Stored data
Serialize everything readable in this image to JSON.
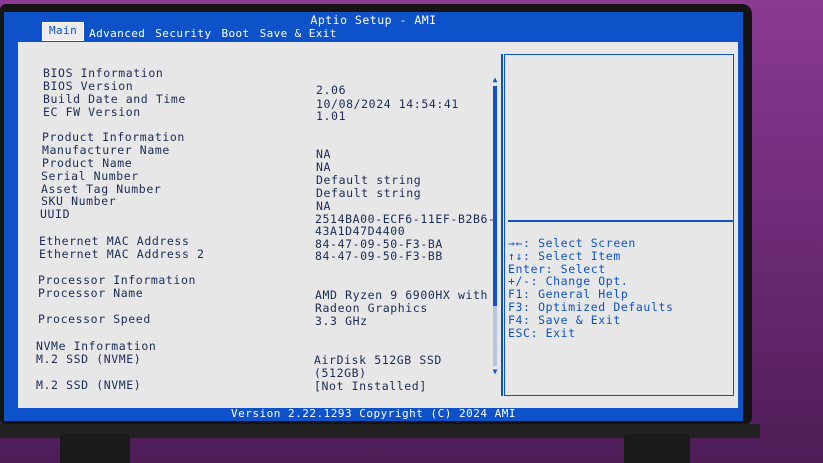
{
  "title": "Aptio Setup - AMI",
  "tabs": [
    "Main",
    "Advanced",
    "Security",
    "Boot",
    "Save & Exit"
  ],
  "main": {
    "rows": [
      {
        "label": "BIOS Information",
        "value": ""
      },
      {
        "label": "BIOS Version",
        "value": "2.06"
      },
      {
        "label": "Build Date and Time",
        "value": "10/08/2024 14:54:41"
      },
      {
        "label": "EC FW Version",
        "value": "1.01"
      },
      {
        "label": "Product Information",
        "value": ""
      },
      {
        "label": "Manufacturer Name",
        "value": "NA"
      },
      {
        "label": "Product Name",
        "value": "NA"
      },
      {
        "label": "Serial Number",
        "value": "Default string"
      },
      {
        "label": "Asset Tag Number",
        "value": "Default string"
      },
      {
        "label": "SKU Number",
        "value": "NA"
      },
      {
        "label": "UUID",
        "value": "2514BA00-ECF6-11EF-B2B6-"
      },
      {
        "label": "",
        "value": "43A1D47D4400"
      },
      {
        "label": "Ethernet MAC Address",
        "value": "84-47-09-50-F3-BA"
      },
      {
        "label": "Ethernet MAC Address 2",
        "value": "84-47-09-50-F3-BB"
      },
      {
        "label": "Processor Information",
        "value": ""
      },
      {
        "label": "Processor Name",
        "value": "AMD Ryzen 9 6900HX with"
      },
      {
        "label": "",
        "value": "Radeon Graphics"
      },
      {
        "label": "Processor Speed",
        "value": "3.3 GHz"
      },
      {
        "label": "NVMe Information",
        "value": ""
      },
      {
        "label": "M.2 SSD (NVME)",
        "value": "AirDisk 512GB SSD"
      },
      {
        "label": "",
        "value": "(512GB)"
      },
      {
        "label": "M.2 SSD (NVME)",
        "value": "[Not Installed]"
      }
    ]
  },
  "help": [
    "→←: Select Screen",
    "↑↓: Select Item",
    "Enter: Select",
    "+/-: Change Opt.",
    "F1: General Help",
    "F3: Optimized Defaults",
    "F4: Save & Exit",
    "ESC: Exit"
  ],
  "footer": "Version 2.22.1293 Copyright (C) 2024 AMI",
  "icons": {
    "scroll_up": "scroll-up-arrow-icon",
    "scroll_down": "scroll-down-arrow-icon"
  },
  "colors": {
    "background_blue": "#0d52c8",
    "panel_gray": "#e7e7e7",
    "text": "#1a2b55"
  }
}
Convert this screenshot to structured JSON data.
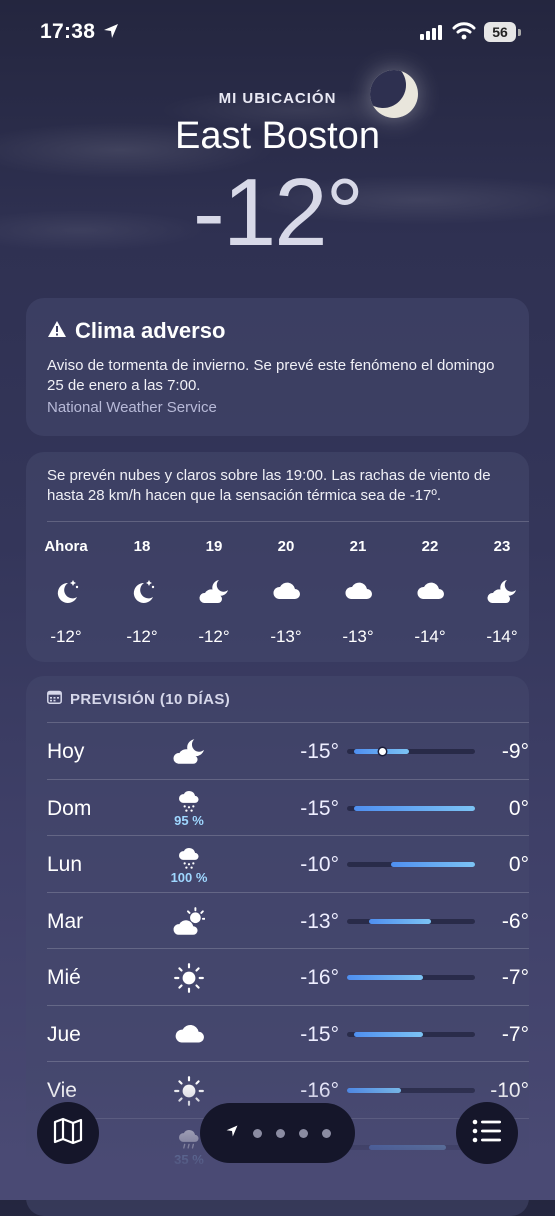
{
  "status_bar": {
    "time": "17:38",
    "battery": "56"
  },
  "header": {
    "location_label": "MI UBICACIÓN",
    "city": "East Boston",
    "current_temp": "-12°"
  },
  "alert": {
    "title": "Clima adverso",
    "description": "Aviso de tormenta de invierno. Se prevé este fenómeno el domingo 25 de enero a las 7:00.",
    "source": "National Weather Service"
  },
  "hourly": {
    "summary": "Se prevén nubes y claros sobre las 19:00. Las rachas de viento de hasta 28 km/h hacen que la sensación térmica sea de -17º.",
    "items": [
      {
        "label": "Ahora",
        "icon": "moon-stars-icon",
        "temp": "-12°"
      },
      {
        "label": "18",
        "icon": "moon-stars-icon",
        "temp": "-12°"
      },
      {
        "label": "19",
        "icon": "cloud-moon-icon",
        "temp": "-12°"
      },
      {
        "label": "20",
        "icon": "cloud-icon",
        "temp": "-13°"
      },
      {
        "label": "21",
        "icon": "cloud-icon",
        "temp": "-13°"
      },
      {
        "label": "22",
        "icon": "cloud-icon",
        "temp": "-14°"
      },
      {
        "label": "23",
        "icon": "cloud-moon-icon",
        "temp": "-14°"
      }
    ]
  },
  "daily": {
    "heading": "PREVISIÓN (10 DÍAS)",
    "range_min": -16,
    "range_max": 0,
    "days": [
      {
        "day": "Hoy",
        "icon": "cloud-moon-icon",
        "precip": "",
        "low": "-15°",
        "high": "-9°",
        "low_val": -15,
        "high_val": -9,
        "current_val": -12
      },
      {
        "day": "Dom",
        "icon": "cloud-snow-icon",
        "precip": "95 %",
        "low": "-15°",
        "high": "0°",
        "low_val": -15,
        "high_val": 0
      },
      {
        "day": "Lun",
        "icon": "cloud-snow-icon",
        "precip": "100 %",
        "low": "-10°",
        "high": "0°",
        "low_val": -10,
        "high_val": 0
      },
      {
        "day": "Mar",
        "icon": "cloud-sun-icon",
        "precip": "",
        "low": "-13°",
        "high": "-6°",
        "low_val": -13,
        "high_val": -6
      },
      {
        "day": "Mié",
        "icon": "sun-icon",
        "precip": "",
        "low": "-16°",
        "high": "-7°",
        "low_val": -16,
        "high_val": -7
      },
      {
        "day": "Jue",
        "icon": "cloud-icon",
        "precip": "",
        "low": "-15°",
        "high": "-7°",
        "low_val": -15,
        "high_val": -7
      },
      {
        "day": "Vie",
        "icon": "sun-icon",
        "precip": "",
        "low": "-16°",
        "high": "-10°",
        "low_val": -16,
        "high_val": -10
      },
      {
        "day": "",
        "icon": "cloud-rain-icon",
        "precip": "35 %",
        "low": "",
        "high": "",
        "low_val": -13,
        "high_val": -4
      }
    ]
  },
  "colors": {
    "background": "#34365a",
    "card": "#46486e",
    "accent": "#4f8ff0",
    "precip": "#9fd7ff"
  }
}
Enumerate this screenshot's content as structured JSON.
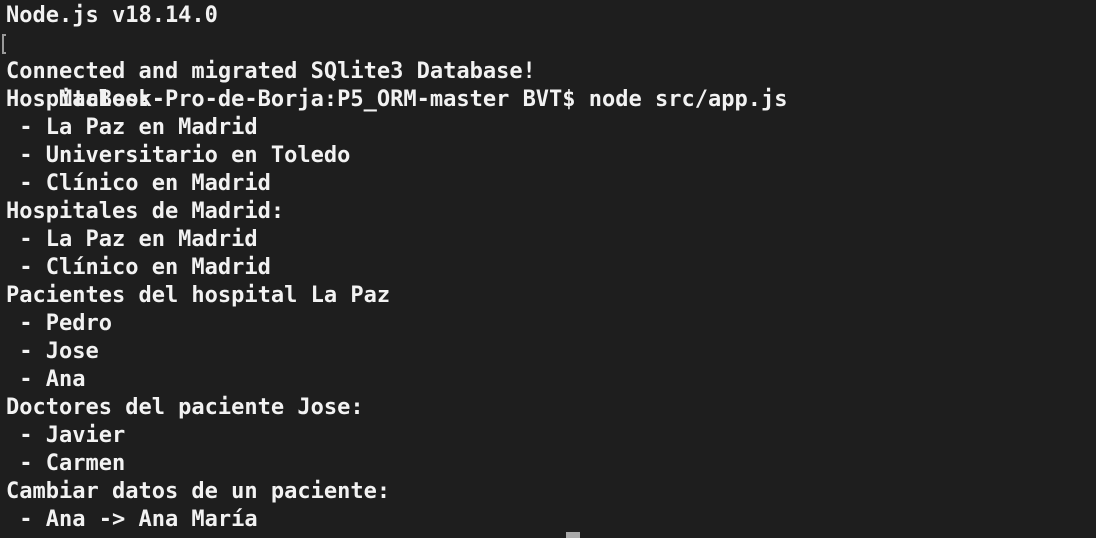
{
  "terminal": {
    "lines": [
      "Node.js v18.14.0",
      "MacBook-Pro-de-Borja:P5_ORM-master BVT$ node src/app.js",
      "Connected and migrated SQlite3 Database!",
      "Hospitales:",
      " - La Paz en Madrid",
      " - Universitario en Toledo",
      " - Clínico en Madrid",
      "Hospitales de Madrid:",
      " - La Paz en Madrid",
      " - Clínico en Madrid",
      "Pacientes del hospital La Paz",
      " - Pedro",
      " - Jose",
      " - Ana",
      "Doctores del paciente Jose:",
      " - Javier",
      " - Carmen",
      "Cambiar datos de un paciente:",
      " - Ana -> Ana María"
    ]
  },
  "colors": {
    "background": "#1e1e1e",
    "text": "#f2f2f2",
    "cursor": "#a9a9a9"
  }
}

> Given exercise
Only lines with "scroll" are wanted here; list each of them.

> Task answer
    "scroll_up": "scroll-up-arrow-icon",
    "scroll_down": "scroll-down-arrow-icon"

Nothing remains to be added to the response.